THE TASK
Single out each line with the word "family" and copy it.

EXERCISE DATA
►
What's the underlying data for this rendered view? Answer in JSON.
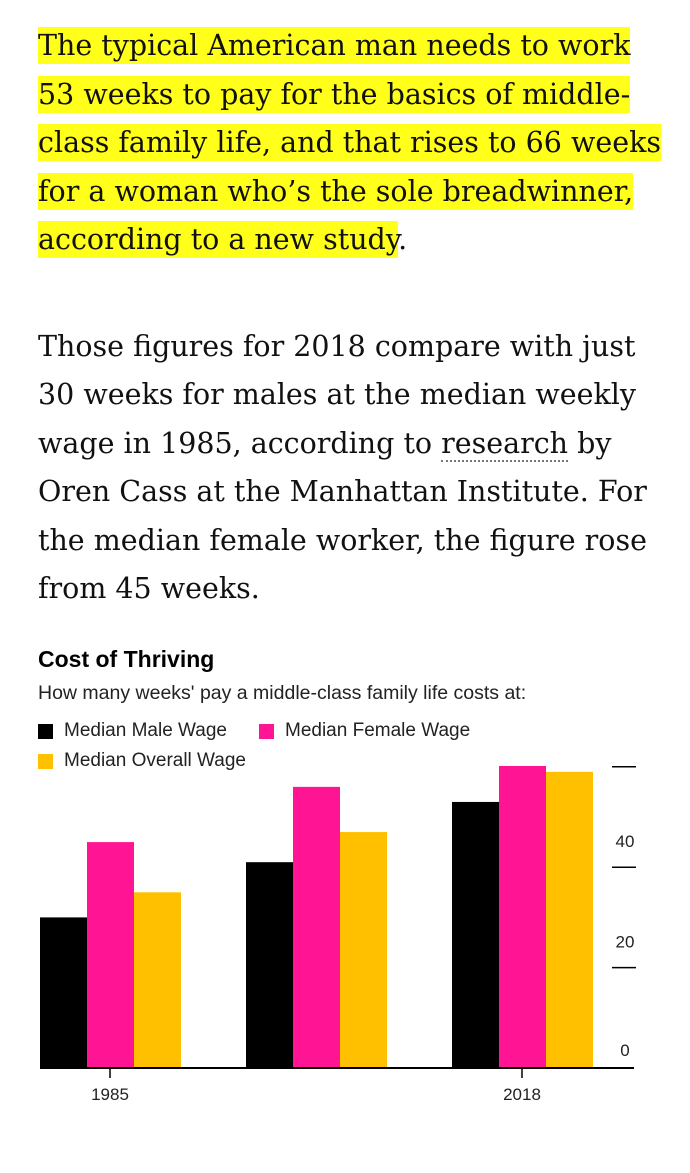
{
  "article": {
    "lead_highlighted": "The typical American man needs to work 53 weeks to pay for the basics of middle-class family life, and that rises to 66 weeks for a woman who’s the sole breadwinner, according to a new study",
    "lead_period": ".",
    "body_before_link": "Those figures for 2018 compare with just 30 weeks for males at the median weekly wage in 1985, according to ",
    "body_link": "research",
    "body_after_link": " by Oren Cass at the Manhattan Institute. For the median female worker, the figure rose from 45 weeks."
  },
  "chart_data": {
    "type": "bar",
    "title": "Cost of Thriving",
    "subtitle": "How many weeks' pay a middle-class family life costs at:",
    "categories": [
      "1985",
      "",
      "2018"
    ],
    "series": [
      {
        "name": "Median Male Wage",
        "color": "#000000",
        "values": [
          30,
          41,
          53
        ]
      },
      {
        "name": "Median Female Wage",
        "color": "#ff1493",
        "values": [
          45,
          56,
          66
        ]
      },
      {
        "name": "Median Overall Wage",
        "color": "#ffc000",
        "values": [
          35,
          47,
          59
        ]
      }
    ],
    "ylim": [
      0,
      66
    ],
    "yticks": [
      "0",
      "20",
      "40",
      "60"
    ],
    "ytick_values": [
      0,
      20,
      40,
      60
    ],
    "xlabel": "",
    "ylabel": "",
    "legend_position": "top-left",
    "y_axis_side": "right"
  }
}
◄
TASK OUTPUT
    "lead_highlighted": "The typical American man needs to work 53 weeks to pay for the basics of middle-class family life, and that rises to 66 weeks for a woman who’s the sole breadwinner, according to a new study",
    "subtitle": "How many weeks' pay a middle-class family life costs at:",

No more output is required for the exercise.